- **YOUR TASK**: Retype, exactly and with nothing added, the lines from the one showing "Transcribe this image's" through the final line of the material. Omit pictures.

- **THE INPUT**:
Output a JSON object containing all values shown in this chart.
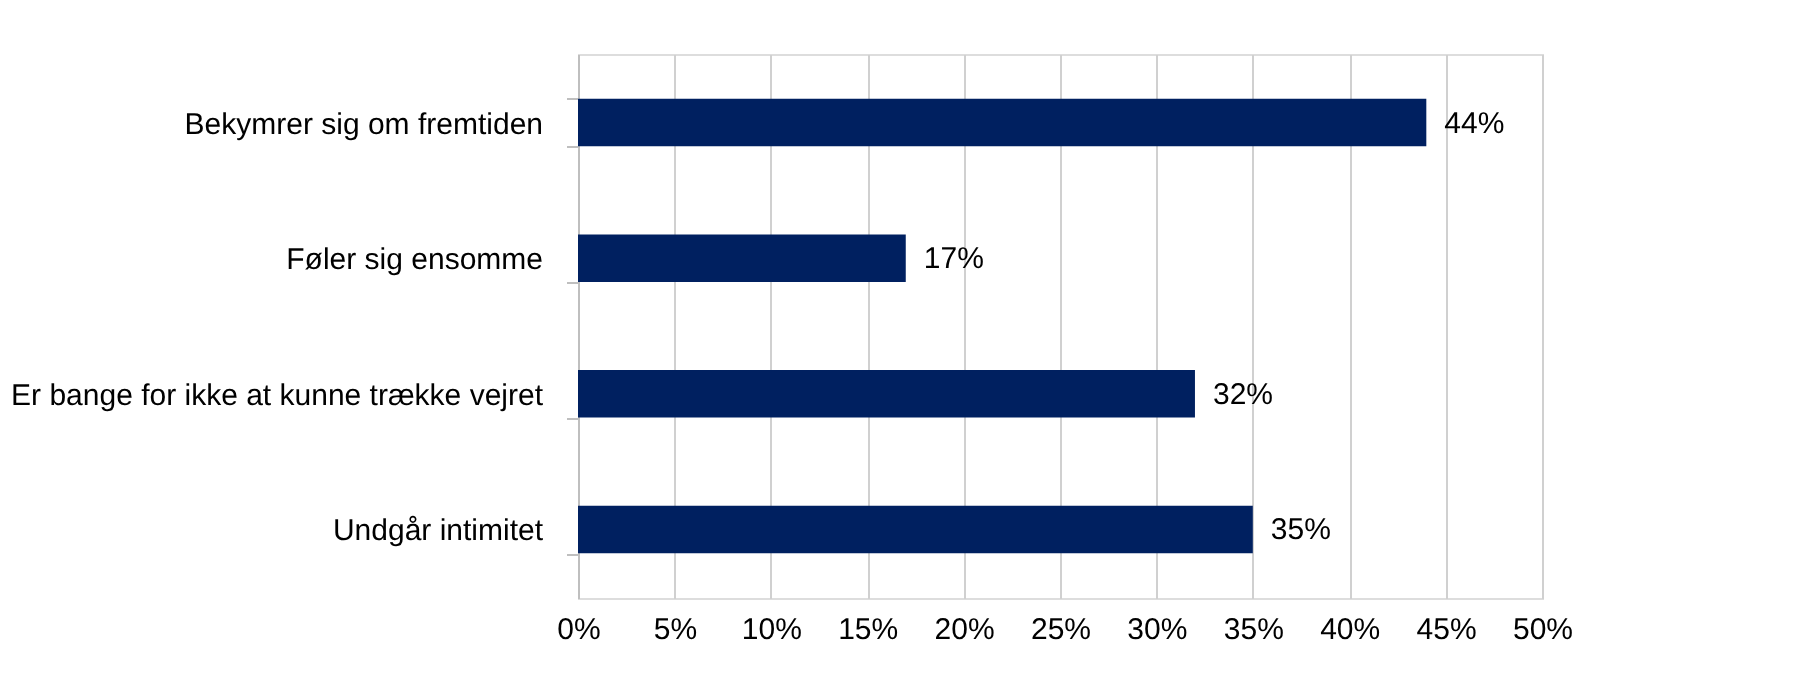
{
  "chart_data": {
    "type": "bar",
    "orientation": "horizontal",
    "categories": [
      "Bekymrer sig om fremtiden",
      "Føler sig ensomme",
      "Er bange for ikke at kunne trække vejret",
      "Undgår intimitet"
    ],
    "values": [
      44,
      17,
      32,
      35
    ],
    "color": "#002060",
    "value_labels": [
      "44%",
      "17%",
      "32%",
      "35%"
    ],
    "xlim": [
      0,
      50
    ],
    "xticks": [
      {
        "value": 0,
        "label": "0%"
      },
      {
        "value": 5,
        "label": "5%"
      },
      {
        "value": 10,
        "label": "10%"
      },
      {
        "value": 15,
        "label": "15%"
      },
      {
        "value": 20,
        "label": "20%"
      },
      {
        "value": 25,
        "label": "25%"
      },
      {
        "value": 30,
        "label": "30%"
      },
      {
        "value": 35,
        "label": "35%"
      },
      {
        "value": 40,
        "label": "40%"
      },
      {
        "value": 45,
        "label": "45%"
      },
      {
        "value": 50,
        "label": "50%"
      }
    ],
    "grid": "x"
  }
}
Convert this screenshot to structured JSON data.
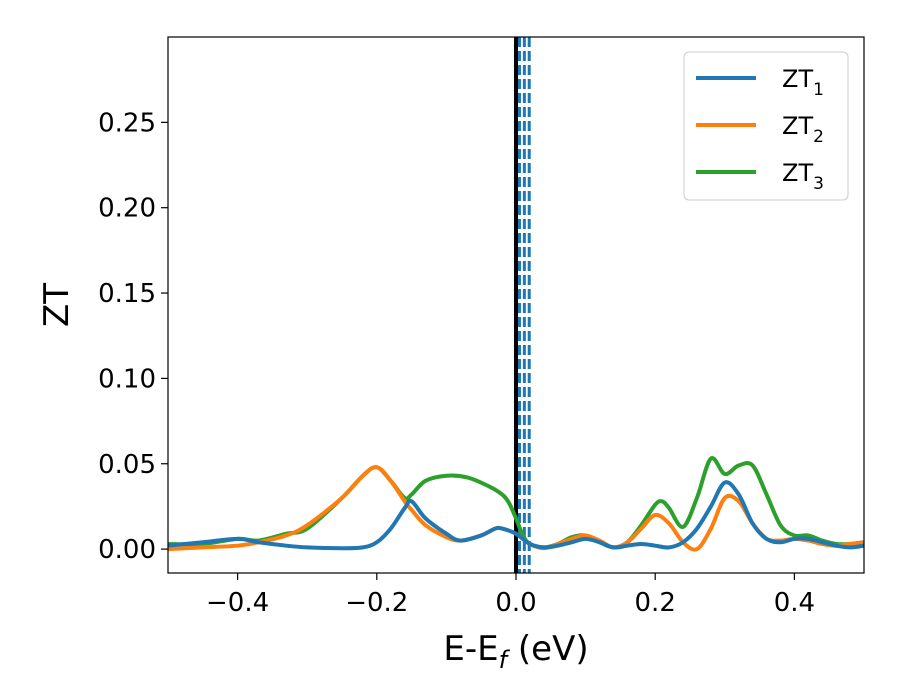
{
  "chart_data": {
    "type": "line",
    "xlabel": {
      "main": "E-E",
      "sub": "f",
      "rest": " (eV)"
    },
    "ylabel": "ZT",
    "xlim": [
      -0.5,
      0.5
    ],
    "ylim": [
      -0.014,
      0.3
    ],
    "xticks": [
      -0.4,
      -0.2,
      0.0,
      0.2,
      0.4
    ],
    "xtick_labels": [
      "−0.4",
      "−0.2",
      "0.0",
      "0.2",
      "0.4"
    ],
    "yticks": [
      0.0,
      0.05,
      0.1,
      0.15,
      0.2,
      0.25
    ],
    "ytick_labels": [
      "0.00",
      "0.05",
      "0.10",
      "0.15",
      "0.20",
      "0.25"
    ],
    "grid": false,
    "legend_position": "top-right",
    "vertical_lines": [
      {
        "x": 0.0,
        "style": "solid",
        "color": "#000000"
      },
      {
        "x": 0.005,
        "style": "dashed",
        "color": "#1f77b4"
      },
      {
        "x": 0.012,
        "style": "dashed",
        "color": "#1f77b4"
      },
      {
        "x": 0.019,
        "style": "dashed",
        "color": "#1f77b4"
      }
    ],
    "series": [
      {
        "name": {
          "base": "ZT",
          "sub": "1"
        },
        "color": "#1f77b4",
        "x": [
          -0.5,
          -0.45,
          -0.4,
          -0.37,
          -0.33,
          -0.3,
          -0.25,
          -0.22,
          -0.2,
          -0.18,
          -0.16,
          -0.15,
          -0.13,
          -0.1,
          -0.08,
          -0.05,
          -0.03,
          -0.02,
          0.0,
          0.02,
          0.04,
          0.06,
          0.08,
          0.1,
          0.12,
          0.14,
          0.16,
          0.18,
          0.2,
          0.22,
          0.24,
          0.26,
          0.28,
          0.3,
          0.32,
          0.34,
          0.36,
          0.38,
          0.4,
          0.42,
          0.44,
          0.46,
          0.48,
          0.5
        ],
        "y": [
          0.002,
          0.004,
          0.006,
          0.004,
          0.002,
          0.001,
          0.0005,
          0.001,
          0.004,
          0.012,
          0.024,
          0.028,
          0.018,
          0.009,
          0.005,
          0.008,
          0.012,
          0.012,
          0.009,
          0.003,
          0.001,
          0.002,
          0.004,
          0.006,
          0.004,
          0.001,
          0.002,
          0.003,
          0.002,
          0.001,
          0.004,
          0.012,
          0.025,
          0.039,
          0.032,
          0.015,
          0.006,
          0.004,
          0.006,
          0.006,
          0.004,
          0.002,
          0.001,
          0.002
        ]
      },
      {
        "name": {
          "base": "ZT",
          "sub": "2"
        },
        "color": "#ff7f0e",
        "x": [
          -0.5,
          -0.45,
          -0.4,
          -0.37,
          -0.33,
          -0.3,
          -0.25,
          -0.22,
          -0.2,
          -0.18,
          -0.16,
          -0.15,
          -0.13,
          -0.1,
          -0.08,
          -0.05,
          -0.03,
          -0.02,
          0.0,
          0.02,
          0.04,
          0.06,
          0.08,
          0.1,
          0.12,
          0.14,
          0.16,
          0.18,
          0.2,
          0.22,
          0.24,
          0.26,
          0.28,
          0.3,
          0.32,
          0.34,
          0.36,
          0.38,
          0.4,
          0.42,
          0.44,
          0.46,
          0.48,
          0.5
        ],
        "y": [
          0.0,
          0.001,
          0.002,
          0.004,
          0.008,
          0.014,
          0.03,
          0.043,
          0.048,
          0.04,
          0.028,
          0.023,
          0.014,
          0.007,
          0.005,
          0.008,
          0.012,
          0.012,
          0.009,
          0.003,
          0.0005,
          0.003,
          0.006,
          0.008,
          0.005,
          0.001,
          0.004,
          0.012,
          0.02,
          0.015,
          0.004,
          0.0,
          0.012,
          0.03,
          0.028,
          0.015,
          0.006,
          0.005,
          0.006,
          0.005,
          0.003,
          0.002,
          0.003,
          0.004
        ]
      },
      {
        "name": {
          "base": "ZT",
          "sub": "3"
        },
        "color": "#2ca02c",
        "x": [
          -0.5,
          -0.45,
          -0.4,
          -0.37,
          -0.33,
          -0.3,
          -0.25,
          -0.22,
          -0.2,
          -0.18,
          -0.16,
          -0.15,
          -0.13,
          -0.1,
          -0.07,
          -0.04,
          -0.02,
          -0.01,
          0.0,
          0.01,
          0.02,
          0.04,
          0.06,
          0.08,
          0.1,
          0.12,
          0.14,
          0.16,
          0.18,
          0.2,
          0.21,
          0.22,
          0.24,
          0.26,
          0.28,
          0.3,
          0.32,
          0.34,
          0.36,
          0.38,
          0.4,
          0.42,
          0.44,
          0.46,
          0.48,
          0.5
        ],
        "y": [
          0.003,
          0.003,
          0.006,
          0.005,
          0.009,
          0.012,
          0.03,
          0.043,
          0.048,
          0.04,
          0.03,
          0.032,
          0.04,
          0.043,
          0.042,
          0.037,
          0.032,
          0.027,
          0.018,
          0.008,
          0.003,
          0.001,
          0.003,
          0.007,
          0.008,
          0.004,
          0.001,
          0.004,
          0.014,
          0.026,
          0.028,
          0.024,
          0.013,
          0.03,
          0.053,
          0.044,
          0.049,
          0.049,
          0.032,
          0.014,
          0.008,
          0.008,
          0.005,
          0.003,
          0.003,
          0.004
        ]
      }
    ]
  }
}
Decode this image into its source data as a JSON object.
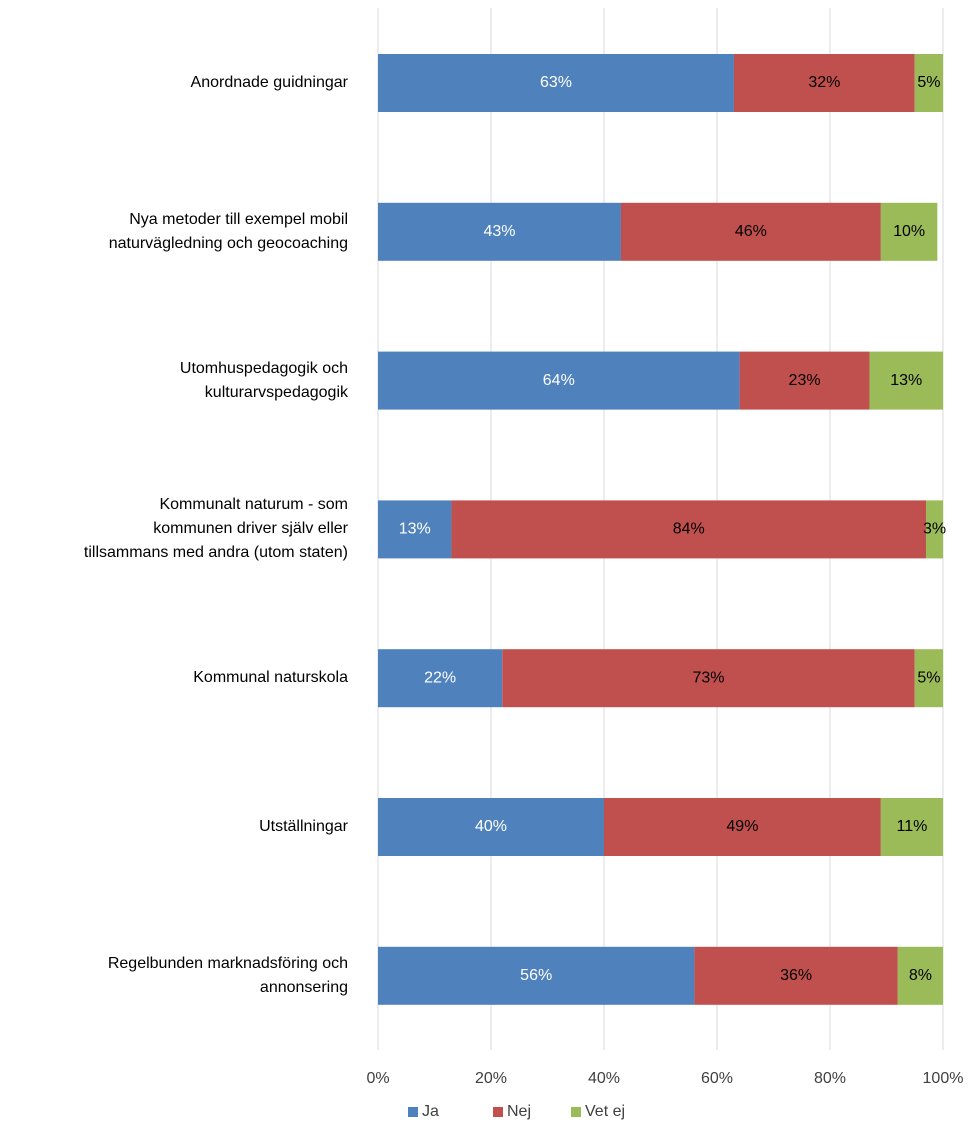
{
  "chart_data": {
    "type": "stacked_barh",
    "categories": [
      "Anordnade guidningar",
      "Nya metoder till exempel mobil\nnaturvägledning och geocoaching",
      "Utomhuspedagogik och\nkulturarvspedagogik",
      "Kommunalt naturum - som\nkommunen driver själv eller\ntillsammans med andra (utom staten)",
      "Kommunal naturskola",
      "Utställningar",
      "Regelbunden marknadsföring och\nannonsering"
    ],
    "series": [
      {
        "name": "Ja",
        "color": "#4f81bd",
        "values": [
          63,
          43,
          64,
          13,
          22,
          40,
          56
        ],
        "value_labels": [
          "63%",
          "43%",
          "64%",
          "13%",
          "22%",
          "40%",
          "56%"
        ]
      },
      {
        "name": "Nej",
        "color": "#c0504d",
        "values": [
          32,
          46,
          23,
          84,
          73,
          49,
          36
        ],
        "value_labels": [
          "32%",
          "46%",
          "23%",
          "84%",
          "73%",
          "49%",
          "36%"
        ]
      },
      {
        "name": "Vet ej",
        "color": "#9bbb59",
        "values": [
          5,
          10,
          13,
          3,
          5,
          11,
          8
        ],
        "value_labels": [
          "5%",
          "10%",
          "13%",
          "3%",
          "5%",
          "11%",
          "8%"
        ]
      }
    ],
    "xlim": [
      0,
      100
    ],
    "xticks": [
      {
        "value": 0,
        "label": "0%"
      },
      {
        "value": 20,
        "label": "20%"
      },
      {
        "value": 40,
        "label": "40%"
      },
      {
        "value": 60,
        "label": "60%"
      },
      {
        "value": 80,
        "label": "80%"
      },
      {
        "value": 100,
        "label": "100%"
      }
    ],
    "grid": true,
    "legend": "bottom"
  }
}
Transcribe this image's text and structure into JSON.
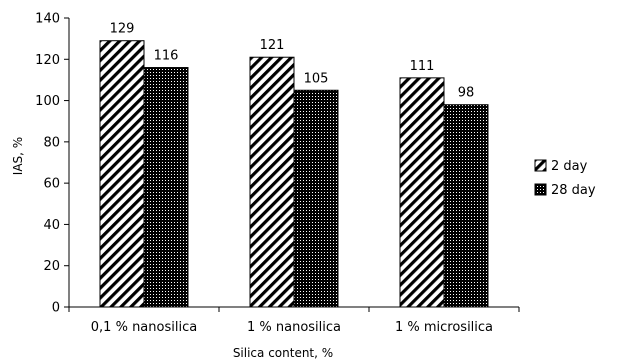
{
  "chart_data": {
    "type": "bar",
    "categories": [
      "0,1 % nanosilica",
      "1 % nanosilica",
      "1 %  microsilica"
    ],
    "series": [
      {
        "name": "2 day",
        "values": [
          129,
          121,
          111
        ],
        "pattern": "diagonal-hatch"
      },
      {
        "name": "28 day",
        "values": [
          116,
          105,
          98
        ],
        "pattern": "dense-dots"
      }
    ],
    "xlabel": "Silica content, %",
    "ylabel": "IAS, %",
    "ylim": [
      0,
      140
    ],
    "yticks": [
      0,
      20,
      40,
      60,
      80,
      100,
      120,
      140
    ],
    "grid": false,
    "legend_position": "right",
    "data_labels": true,
    "colors": {
      "stroke": "#000000",
      "hatch": "#000000",
      "background": "#ffffff"
    }
  }
}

- **RESPONSE TO THIS EXERCISE**:
Transcribe this image's text and structure into JSON.
{
  "chart_data": {
    "type": "bar",
    "categories": [
      "0,1 % nanosilica",
      "1 % nanosilica",
      "1 %  microsilica"
    ],
    "series": [
      {
        "name": "2 day",
        "values": [
          129,
          121,
          111
        ],
        "pattern": "diagonal-hatch"
      },
      {
        "name": "28 day",
        "values": [
          116,
          105,
          98
        ],
        "pattern": "dense-dots"
      }
    ],
    "xlabel": "Silica content, %",
    "ylabel": "IAS, %",
    "ylim": [
      0,
      140
    ],
    "yticks": [
      0,
      20,
      40,
      60,
      80,
      100,
      120,
      140
    ],
    "grid": false,
    "legend_position": "right",
    "data_labels": true,
    "colors": {
      "stroke": "#000000",
      "hatch": "#000000",
      "background": "#ffffff"
    }
  }
}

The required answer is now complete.